# Exercise data
++++++++++

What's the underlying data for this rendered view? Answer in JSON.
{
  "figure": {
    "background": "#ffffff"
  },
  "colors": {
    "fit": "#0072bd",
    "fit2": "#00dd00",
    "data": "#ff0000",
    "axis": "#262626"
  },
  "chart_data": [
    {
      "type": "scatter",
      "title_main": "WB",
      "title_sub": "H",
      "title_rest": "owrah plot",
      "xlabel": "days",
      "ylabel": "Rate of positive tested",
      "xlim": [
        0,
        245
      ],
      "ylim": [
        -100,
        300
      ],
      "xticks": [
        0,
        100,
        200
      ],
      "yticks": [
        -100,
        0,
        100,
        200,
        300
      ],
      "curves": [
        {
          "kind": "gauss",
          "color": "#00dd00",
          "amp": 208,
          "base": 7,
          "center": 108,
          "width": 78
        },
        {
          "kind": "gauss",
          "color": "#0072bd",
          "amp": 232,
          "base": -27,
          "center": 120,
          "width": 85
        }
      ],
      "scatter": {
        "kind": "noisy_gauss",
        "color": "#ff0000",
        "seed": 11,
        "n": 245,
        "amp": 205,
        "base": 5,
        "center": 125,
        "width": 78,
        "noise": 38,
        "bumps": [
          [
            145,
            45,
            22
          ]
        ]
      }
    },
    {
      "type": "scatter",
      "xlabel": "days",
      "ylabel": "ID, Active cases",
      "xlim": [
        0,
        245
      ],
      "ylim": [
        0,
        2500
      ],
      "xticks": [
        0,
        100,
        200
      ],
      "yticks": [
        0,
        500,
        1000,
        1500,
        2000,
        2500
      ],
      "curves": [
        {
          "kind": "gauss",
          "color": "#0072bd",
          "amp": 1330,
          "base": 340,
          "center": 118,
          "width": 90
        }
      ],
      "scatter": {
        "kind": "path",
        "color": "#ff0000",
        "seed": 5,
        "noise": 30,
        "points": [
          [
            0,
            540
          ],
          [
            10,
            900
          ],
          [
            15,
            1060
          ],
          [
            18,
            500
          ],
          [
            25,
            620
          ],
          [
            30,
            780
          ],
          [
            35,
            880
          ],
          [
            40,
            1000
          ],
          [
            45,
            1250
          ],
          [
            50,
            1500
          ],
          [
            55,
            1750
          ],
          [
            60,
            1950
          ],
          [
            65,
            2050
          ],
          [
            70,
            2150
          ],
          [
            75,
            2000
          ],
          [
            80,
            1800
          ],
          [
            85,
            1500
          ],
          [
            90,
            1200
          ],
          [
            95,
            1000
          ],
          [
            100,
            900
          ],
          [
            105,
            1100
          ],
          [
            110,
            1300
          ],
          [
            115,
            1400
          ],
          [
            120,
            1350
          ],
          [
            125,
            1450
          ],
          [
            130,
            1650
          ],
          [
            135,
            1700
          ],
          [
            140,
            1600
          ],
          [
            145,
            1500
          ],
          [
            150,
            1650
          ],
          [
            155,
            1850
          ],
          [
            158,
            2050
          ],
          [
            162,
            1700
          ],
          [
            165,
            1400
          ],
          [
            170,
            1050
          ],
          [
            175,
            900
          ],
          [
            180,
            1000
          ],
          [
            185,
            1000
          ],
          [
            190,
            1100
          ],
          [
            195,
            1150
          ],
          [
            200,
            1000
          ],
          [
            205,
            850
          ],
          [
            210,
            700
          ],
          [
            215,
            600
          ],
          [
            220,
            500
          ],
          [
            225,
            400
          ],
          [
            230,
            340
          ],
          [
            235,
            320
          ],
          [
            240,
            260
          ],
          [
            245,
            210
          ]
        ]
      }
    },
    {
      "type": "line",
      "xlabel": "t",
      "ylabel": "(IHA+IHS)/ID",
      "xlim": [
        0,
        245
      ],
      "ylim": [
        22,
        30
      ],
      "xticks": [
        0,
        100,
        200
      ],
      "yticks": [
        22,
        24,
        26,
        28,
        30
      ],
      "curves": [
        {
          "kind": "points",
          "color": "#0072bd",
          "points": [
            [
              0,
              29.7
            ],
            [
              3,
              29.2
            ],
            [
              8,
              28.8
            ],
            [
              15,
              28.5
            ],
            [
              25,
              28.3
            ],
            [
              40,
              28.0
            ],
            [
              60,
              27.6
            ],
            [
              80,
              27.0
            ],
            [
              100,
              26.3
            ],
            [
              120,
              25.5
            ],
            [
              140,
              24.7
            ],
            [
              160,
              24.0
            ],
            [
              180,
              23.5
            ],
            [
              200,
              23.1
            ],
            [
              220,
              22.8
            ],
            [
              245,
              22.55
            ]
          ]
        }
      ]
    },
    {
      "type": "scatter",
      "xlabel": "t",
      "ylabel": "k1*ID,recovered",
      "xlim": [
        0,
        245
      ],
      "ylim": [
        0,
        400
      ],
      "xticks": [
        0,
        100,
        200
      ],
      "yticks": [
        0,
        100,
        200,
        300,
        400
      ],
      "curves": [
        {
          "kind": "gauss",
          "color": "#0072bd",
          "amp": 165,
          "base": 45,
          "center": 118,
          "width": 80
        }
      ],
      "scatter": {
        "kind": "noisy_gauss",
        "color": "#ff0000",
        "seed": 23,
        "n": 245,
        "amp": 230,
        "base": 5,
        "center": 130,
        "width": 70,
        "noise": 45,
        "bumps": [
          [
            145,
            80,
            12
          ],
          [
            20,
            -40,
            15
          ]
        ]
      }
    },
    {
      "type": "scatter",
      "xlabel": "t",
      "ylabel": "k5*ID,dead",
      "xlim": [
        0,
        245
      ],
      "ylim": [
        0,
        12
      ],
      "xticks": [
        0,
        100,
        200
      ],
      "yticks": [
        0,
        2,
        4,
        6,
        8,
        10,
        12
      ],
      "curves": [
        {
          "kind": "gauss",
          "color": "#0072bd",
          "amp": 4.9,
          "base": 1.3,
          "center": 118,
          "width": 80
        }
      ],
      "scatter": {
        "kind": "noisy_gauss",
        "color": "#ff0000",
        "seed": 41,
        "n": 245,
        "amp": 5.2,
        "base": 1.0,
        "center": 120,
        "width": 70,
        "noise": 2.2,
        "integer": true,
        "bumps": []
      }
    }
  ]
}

++++++++++

# Exercise
Using the data above, return each line exactly as written.

# Output of the exercise
What's the underlying data for this rendered view? Answer in JSON.
{
  "figure": {
    "background": "#ffffff"
  },
  "colors": {
    "fit": "#0072bd",
    "fit2": "#00dd00",
    "data": "#ff0000",
    "axis": "#262626"
  },
  "chart_data": [
    {
      "type": "scatter",
      "title_main": "WB",
      "title_sub": "H",
      "title_rest": "owrah plot",
      "xlabel": "days",
      "ylabel": "Rate of positive tested",
      "xlim": [
        0,
        245
      ],
      "ylim": [
        -100,
        300
      ],
      "xticks": [
        0,
        100,
        200
      ],
      "yticks": [
        -100,
        0,
        100,
        200,
        300
      ],
      "curves": [
        {
          "kind": "gauss",
          "color": "#00dd00",
          "amp": 208,
          "base": 7,
          "center": 108,
          "width": 78
        },
        {
          "kind": "gauss",
          "color": "#0072bd",
          "amp": 232,
          "base": -27,
          "center": 120,
          "width": 85
        }
      ],
      "scatter": {
        "kind": "noisy_gauss",
        "color": "#ff0000",
        "seed": 11,
        "n": 245,
        "amp": 205,
        "base": 5,
        "center": 125,
        "width": 78,
        "noise": 38,
        "bumps": [
          [
            145,
            45,
            22
          ]
        ]
      }
    },
    {
      "type": "scatter",
      "xlabel": "days",
      "ylabel": "ID, Active cases",
      "xlim": [
        0,
        245
      ],
      "ylim": [
        0,
        2500
      ],
      "xticks": [
        0,
        100,
        200
      ],
      "yticks": [
        0,
        500,
        1000,
        1500,
        2000,
        2500
      ],
      "curves": [
        {
          "kind": "gauss",
          "color": "#0072bd",
          "amp": 1330,
          "base": 340,
          "center": 118,
          "width": 90
        }
      ],
      "scatter": {
        "kind": "path",
        "color": "#ff0000",
        "seed": 5,
        "noise": 30,
        "points": [
          [
            0,
            540
          ],
          [
            10,
            900
          ],
          [
            15,
            1060
          ],
          [
            18,
            500
          ],
          [
            25,
            620
          ],
          [
            30,
            780
          ],
          [
            35,
            880
          ],
          [
            40,
            1000
          ],
          [
            45,
            1250
          ],
          [
            50,
            1500
          ],
          [
            55,
            1750
          ],
          [
            60,
            1950
          ],
          [
            65,
            2050
          ],
          [
            70,
            2150
          ],
          [
            75,
            2000
          ],
          [
            80,
            1800
          ],
          [
            85,
            1500
          ],
          [
            90,
            1200
          ],
          [
            95,
            1000
          ],
          [
            100,
            900
          ],
          [
            105,
            1100
          ],
          [
            110,
            1300
          ],
          [
            115,
            1400
          ],
          [
            120,
            1350
          ],
          [
            125,
            1450
          ],
          [
            130,
            1650
          ],
          [
            135,
            1700
          ],
          [
            140,
            1600
          ],
          [
            145,
            1500
          ],
          [
            150,
            1650
          ],
          [
            155,
            1850
          ],
          [
            158,
            2050
          ],
          [
            162,
            1700
          ],
          [
            165,
            1400
          ],
          [
            170,
            1050
          ],
          [
            175,
            900
          ],
          [
            180,
            1000
          ],
          [
            185,
            1000
          ],
          [
            190,
            1100
          ],
          [
            195,
            1150
          ],
          [
            200,
            1000
          ],
          [
            205,
            850
          ],
          [
            210,
            700
          ],
          [
            215,
            600
          ],
          [
            220,
            500
          ],
          [
            225,
            400
          ],
          [
            230,
            340
          ],
          [
            235,
            320
          ],
          [
            240,
            260
          ],
          [
            245,
            210
          ]
        ]
      }
    },
    {
      "type": "line",
      "xlabel": "t",
      "ylabel": "(IHA+IHS)/ID",
      "xlim": [
        0,
        245
      ],
      "ylim": [
        22,
        30
      ],
      "xticks": [
        0,
        100,
        200
      ],
      "yticks": [
        22,
        24,
        26,
        28,
        30
      ],
      "curves": [
        {
          "kind": "points",
          "color": "#0072bd",
          "points": [
            [
              0,
              29.7
            ],
            [
              3,
              29.2
            ],
            [
              8,
              28.8
            ],
            [
              15,
              28.5
            ],
            [
              25,
              28.3
            ],
            [
              40,
              28.0
            ],
            [
              60,
              27.6
            ],
            [
              80,
              27.0
            ],
            [
              100,
              26.3
            ],
            [
              120,
              25.5
            ],
            [
              140,
              24.7
            ],
            [
              160,
              24.0
            ],
            [
              180,
              23.5
            ],
            [
              200,
              23.1
            ],
            [
              220,
              22.8
            ],
            [
              245,
              22.55
            ]
          ]
        }
      ]
    },
    {
      "type": "scatter",
      "xlabel": "t",
      "ylabel": "k1*ID,recovered",
      "xlim": [
        0,
        245
      ],
      "ylim": [
        0,
        400
      ],
      "xticks": [
        0,
        100,
        200
      ],
      "yticks": [
        0,
        100,
        200,
        300,
        400
      ],
      "curves": [
        {
          "kind": "gauss",
          "color": "#0072bd",
          "amp": 165,
          "base": 45,
          "center": 118,
          "width": 80
        }
      ],
      "scatter": {
        "kind": "noisy_gauss",
        "color": "#ff0000",
        "seed": 23,
        "n": 245,
        "amp": 230,
        "base": 5,
        "center": 130,
        "width": 70,
        "noise": 45,
        "bumps": [
          [
            145,
            80,
            12
          ],
          [
            20,
            -40,
            15
          ]
        ]
      }
    },
    {
      "type": "scatter",
      "xlabel": "t",
      "ylabel": "k5*ID,dead",
      "xlim": [
        0,
        245
      ],
      "ylim": [
        0,
        12
      ],
      "xticks": [
        0,
        100,
        200
      ],
      "yticks": [
        0,
        2,
        4,
        6,
        8,
        10,
        12
      ],
      "curves": [
        {
          "kind": "gauss",
          "color": "#0072bd",
          "amp": 4.9,
          "base": 1.3,
          "center": 118,
          "width": 80
        }
      ],
      "scatter": {
        "kind": "noisy_gauss",
        "color": "#ff0000",
        "seed": 41,
        "n": 245,
        "amp": 5.2,
        "base": 1.0,
        "center": 120,
        "width": 70,
        "noise": 2.2,
        "integer": true,
        "bumps": []
      }
    }
  ]
}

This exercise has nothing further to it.